WHAT YOU WILL DO: Reproduce the listing below character for character; drop every image.

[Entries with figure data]
==================================================

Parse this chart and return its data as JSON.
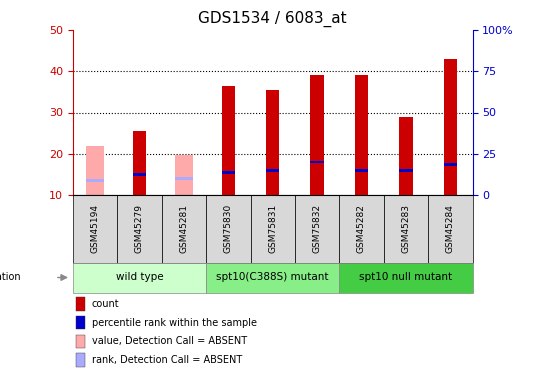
{
  "title": "GDS1534 / 6083_at",
  "samples": [
    "GSM45194",
    "GSM45279",
    "GSM45281",
    "GSM75830",
    "GSM75831",
    "GSM75832",
    "GSM45282",
    "GSM45283",
    "GSM45284"
  ],
  "count_values": [
    null,
    25.5,
    null,
    36.5,
    35.5,
    39.0,
    39.0,
    29.0,
    43.0
  ],
  "absent_values": [
    22.0,
    null,
    19.8,
    null,
    null,
    null,
    null,
    null,
    null
  ],
  "percentile_present": [
    null,
    15.0,
    null,
    15.5,
    16.0,
    18.0,
    16.0,
    16.0,
    17.5
  ],
  "percentile_absent": [
    13.5,
    null,
    14.0,
    null,
    null,
    null,
    null,
    null,
    null
  ],
  "groups": [
    {
      "label": "wild type",
      "start": 0,
      "end": 3,
      "color": "#ccffcc"
    },
    {
      "label": "spt10(C388S) mutant",
      "start": 3,
      "end": 6,
      "color": "#88ee88"
    },
    {
      "label": "spt10 null mutant",
      "start": 6,
      "end": 9,
      "color": "#44cc44"
    }
  ],
  "ylim_left": [
    10,
    50
  ],
  "ylim_right": [
    0,
    100
  ],
  "yticks_left": [
    10,
    20,
    30,
    40,
    50
  ],
  "yticks_right": [
    0,
    25,
    50,
    75,
    100
  ],
  "left_color": "#cc0000",
  "right_color": "#0000cc",
  "bar_color": "#cc0000",
  "absent_bar_color": "#ffaaaa",
  "percentile_color": "#0000cc",
  "absent_rank_color": "#aaaaff",
  "legend_items": [
    {
      "label": "count",
      "color": "#cc0000"
    },
    {
      "label": "percentile rank within the sample",
      "color": "#0000cc"
    },
    {
      "label": "value, Detection Call = ABSENT",
      "color": "#ffaaaa"
    },
    {
      "label": "rank, Detection Call = ABSENT",
      "color": "#aaaaff"
    }
  ]
}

==================================================

SOLUTION TO THIS TASK:
Parse this chart and return its data as JSON.
{
  "title": "GDS1534 / 6083_at",
  "samples": [
    "GSM45194",
    "GSM45279",
    "GSM45281",
    "GSM75830",
    "GSM75831",
    "GSM75832",
    "GSM45282",
    "GSM45283",
    "GSM45284"
  ],
  "count_values": [
    null,
    25.5,
    null,
    36.5,
    35.5,
    39.0,
    39.0,
    29.0,
    43.0
  ],
  "absent_values": [
    22.0,
    null,
    19.8,
    null,
    null,
    null,
    null,
    null,
    null
  ],
  "percentile_present": [
    null,
    15.0,
    null,
    15.5,
    16.0,
    18.0,
    16.0,
    16.0,
    17.5
  ],
  "percentile_absent": [
    13.5,
    null,
    14.0,
    null,
    null,
    null,
    null,
    null,
    null
  ],
  "groups": [
    {
      "label": "wild type",
      "start": 0,
      "end": 3,
      "color": "#ccffcc"
    },
    {
      "label": "spt10(C388S) mutant",
      "start": 3,
      "end": 6,
      "color": "#88ee88"
    },
    {
      "label": "spt10 null mutant",
      "start": 6,
      "end": 9,
      "color": "#44cc44"
    }
  ],
  "ylim_left": [
    10,
    50
  ],
  "ylim_right": [
    0,
    100
  ],
  "yticks_left": [
    10,
    20,
    30,
    40,
    50
  ],
  "yticks_right": [
    0,
    25,
    50,
    75,
    100
  ],
  "left_color": "#cc0000",
  "right_color": "#0000cc",
  "bar_color": "#cc0000",
  "absent_bar_color": "#ffaaaa",
  "percentile_color": "#0000cc",
  "absent_rank_color": "#aaaaff",
  "legend_items": [
    {
      "label": "count",
      "color": "#cc0000"
    },
    {
      "label": "percentile rank within the sample",
      "color": "#0000cc"
    },
    {
      "label": "value, Detection Call = ABSENT",
      "color": "#ffaaaa"
    },
    {
      "label": "rank, Detection Call = ABSENT",
      "color": "#aaaaff"
    }
  ]
}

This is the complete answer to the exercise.